▶ The request
Return the records exactly as they are.

▶ Provided material

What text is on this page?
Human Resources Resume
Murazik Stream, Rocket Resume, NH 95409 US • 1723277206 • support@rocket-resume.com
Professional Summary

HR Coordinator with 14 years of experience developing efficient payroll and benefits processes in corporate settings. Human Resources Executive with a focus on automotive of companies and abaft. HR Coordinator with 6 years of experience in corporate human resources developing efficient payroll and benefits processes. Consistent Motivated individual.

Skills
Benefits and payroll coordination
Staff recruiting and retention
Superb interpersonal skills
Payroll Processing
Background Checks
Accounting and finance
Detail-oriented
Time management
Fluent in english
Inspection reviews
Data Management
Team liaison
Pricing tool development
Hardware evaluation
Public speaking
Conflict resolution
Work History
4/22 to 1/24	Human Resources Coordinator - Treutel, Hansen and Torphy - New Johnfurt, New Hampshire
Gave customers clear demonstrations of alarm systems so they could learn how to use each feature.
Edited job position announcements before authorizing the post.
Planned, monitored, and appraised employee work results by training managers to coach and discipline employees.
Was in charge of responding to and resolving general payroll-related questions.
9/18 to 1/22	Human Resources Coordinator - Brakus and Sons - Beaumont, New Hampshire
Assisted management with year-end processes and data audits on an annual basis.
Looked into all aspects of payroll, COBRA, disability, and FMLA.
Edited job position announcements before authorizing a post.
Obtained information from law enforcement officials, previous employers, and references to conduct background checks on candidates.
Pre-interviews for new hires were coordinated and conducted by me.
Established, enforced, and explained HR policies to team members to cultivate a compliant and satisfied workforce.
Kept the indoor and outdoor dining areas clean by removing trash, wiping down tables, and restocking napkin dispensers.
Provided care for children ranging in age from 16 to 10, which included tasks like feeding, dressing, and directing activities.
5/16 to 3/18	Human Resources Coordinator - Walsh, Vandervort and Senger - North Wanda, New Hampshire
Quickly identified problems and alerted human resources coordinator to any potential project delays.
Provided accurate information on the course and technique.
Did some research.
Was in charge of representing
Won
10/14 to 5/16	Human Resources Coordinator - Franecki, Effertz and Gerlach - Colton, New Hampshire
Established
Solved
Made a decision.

▶ The completed task
What text is on this page?
Human Resources Resume
Murazik Stream, Rocket Resume, NH 95409 US • 1723277206 • support@rocket-resume.com
Professional Summary

HR Coordinator with 14 years of experience developing efficient payroll and benefits processes in corporate settings. Human Resources Executive with a focus on automotive of companies and abaft. HR Coordinator with 6 years of experience in corporate human resources developing efficient payroll and benefits processes. Consistent Motivated individual.

Skills
Benefits and payroll coordination
Staff recruiting and retention
Superb interpersonal skills
Payroll Processing
Background Checks
Accounting and finance
Detail-oriented
Time management
Fluent in english
Inspection reviews
Data Management
Team liaison
Pricing tool development
Hardware evaluation
Public speaking
Conflict resolution
Work History
4/22 to 1/24	Human Resources Coordinator - Treutel, Hansen and Torphy - New Johnfurt, New Hampshire
Gave customers clear demonstrations of alarm systems so they could learn how to use each feature.
Edited job position announcements before authorizing the post.
Planned, monitored, and appraised employee work results by training managers to coach and discipline employees.
Was in charge of responding to and resolving general payroll-related questions.
9/18 to 1/22	Human Resources Coordinator - Brakus and Sons - Beaumont, New Hampshire
Assisted management with year-end processes and data audits on an annual basis.
Looked into all aspects of payroll, COBRA, disability, and FMLA.
Edited job position announcements before authorizing a post.
Obtained information from law enforcement officials, previous employers, and references to conduct background checks on candidates.
Pre-interviews for new hires were coordinated and conducted by me.
Established, enforced, and explained HR policies to team members to cultivate a compliant and satisfied workforce.
Kept the indoor and outdoor dining areas clean by removing trash, wiping down tables, and restocking napkin dispensers.
Provided care for children ranging in age from 16 to 10, which included tasks like feeding, dressing, and directing activities.
5/16 to 3/18	Human Resources Coordinator - Walsh, Vandervort and Senger - North Wanda, New Hampshire
Quickly identified problems and alerted human resources coordinator to any potential project delays.
Provided accurate information on the course and technique.
Did some research.
Was in charge of representing
Won
10/14 to 5/16	Human Resources Coordinator - Franecki, Effertz and Gerlach - Colton, New Hampshire
Established
Solved
Made a decision.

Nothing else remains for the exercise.